**EXERCISE DESCRIPTION:** Will you extract the entries word for word? Images should not appear in the copy.

(Rows from a figure dataset)
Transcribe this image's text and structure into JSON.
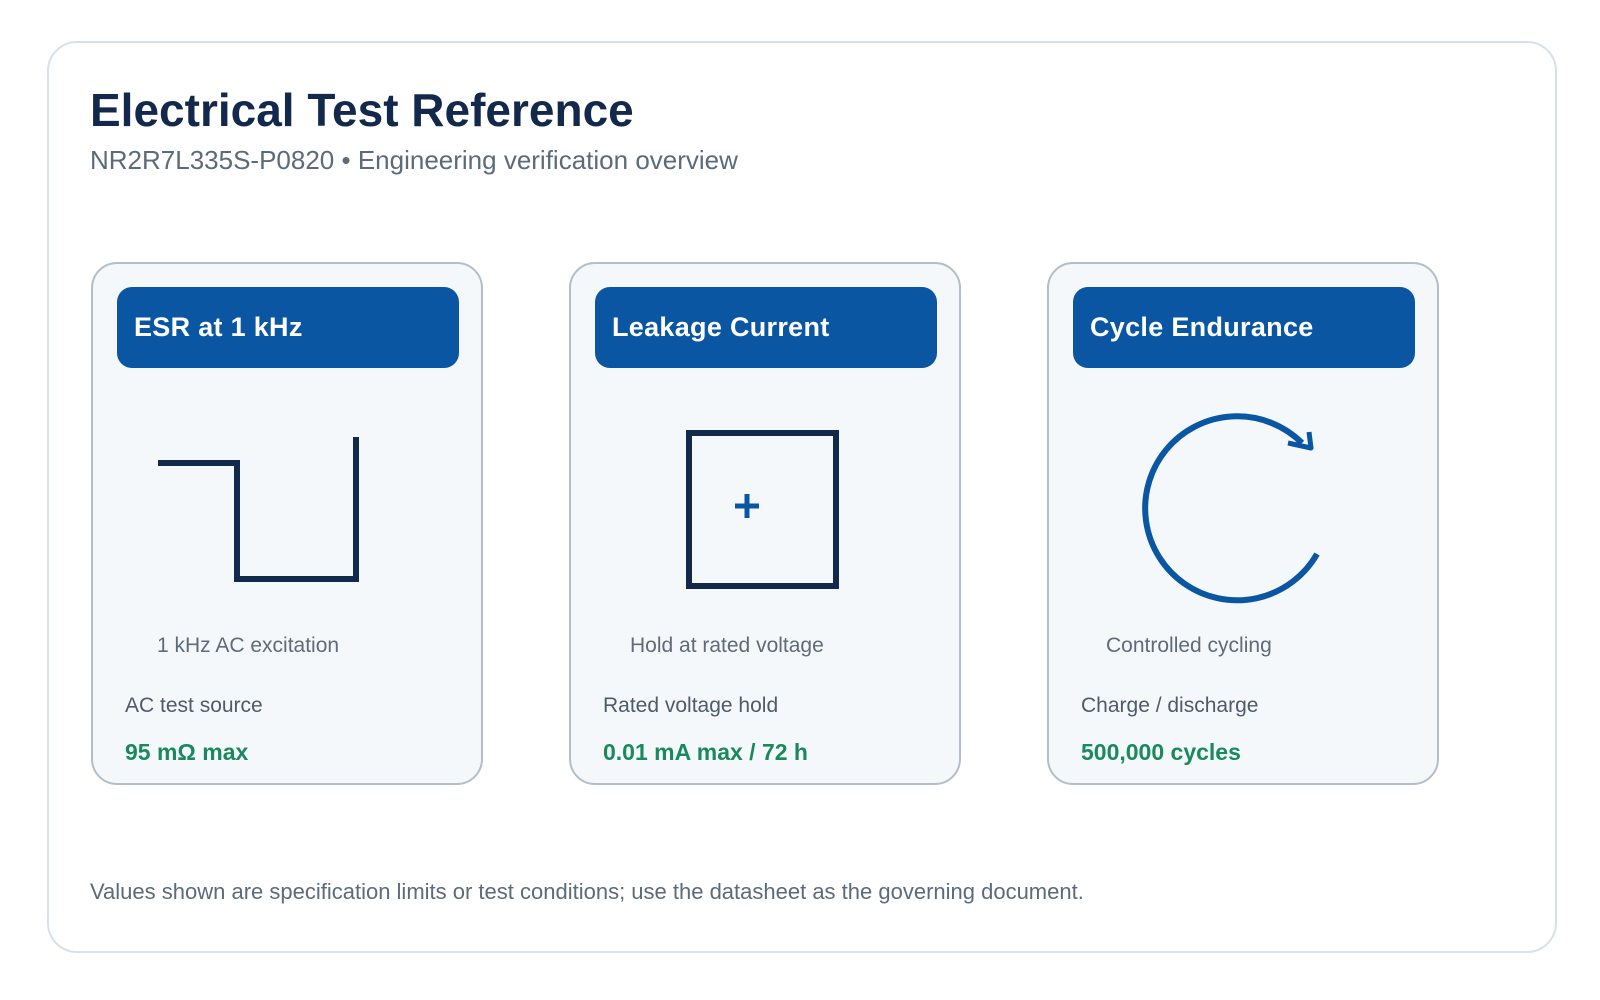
{
  "header": {
    "title": "Electrical Test Reference",
    "subtitle": "NR2R7L335S-P0820 • Engineering verification overview"
  },
  "cards": [
    {
      "title": "ESR at 1 kHz",
      "icon": "square-wave-icon",
      "caption": "1 kHz AC excitation",
      "label": "AC test source",
      "value": "95 mΩ max"
    },
    {
      "title": "Leakage Current",
      "icon": "dc-source-icon",
      "caption": "Hold at rated voltage",
      "label": "Rated voltage hold",
      "value": "0.01 mA max / 72 h"
    },
    {
      "title": "Cycle Endurance",
      "icon": "cycle-arrow-icon",
      "caption": "Controlled cycling",
      "label": "Charge / discharge",
      "value": "500,000 cycles"
    }
  ],
  "footer": {
    "note": "Values shown are specification limits or test conditions; use the datasheet as the governing document."
  },
  "colors": {
    "header_blue": "#0b56a3",
    "title_navy": "#13294b",
    "value_green": "#1a8a5c",
    "card_background": "#f5f8fb"
  }
}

**SOLUTION TO THIS TASK:**
Transcribe this image's text and structure into JSON.
{
  "header": {
    "title": "Electrical Test Reference",
    "subtitle": "NR2R7L335S-P0820 • Engineering verification overview"
  },
  "cards": [
    {
      "title": "ESR at 1 kHz",
      "icon": "square-wave-icon",
      "caption": "1 kHz AC excitation",
      "label": "AC test source",
      "value": "95 mΩ max"
    },
    {
      "title": "Leakage Current",
      "icon": "dc-source-icon",
      "caption": "Hold at rated voltage",
      "label": "Rated voltage hold",
      "value": "0.01 mA max / 72 h"
    },
    {
      "title": "Cycle Endurance",
      "icon": "cycle-arrow-icon",
      "caption": "Controlled cycling",
      "label": "Charge / discharge",
      "value": "500,000 cycles"
    }
  ],
  "footer": {
    "note": "Values shown are specification limits or test conditions; use the datasheet as the governing document."
  },
  "colors": {
    "header_blue": "#0b56a3",
    "title_navy": "#13294b",
    "value_green": "#1a8a5c",
    "card_background": "#f5f8fb"
  }
}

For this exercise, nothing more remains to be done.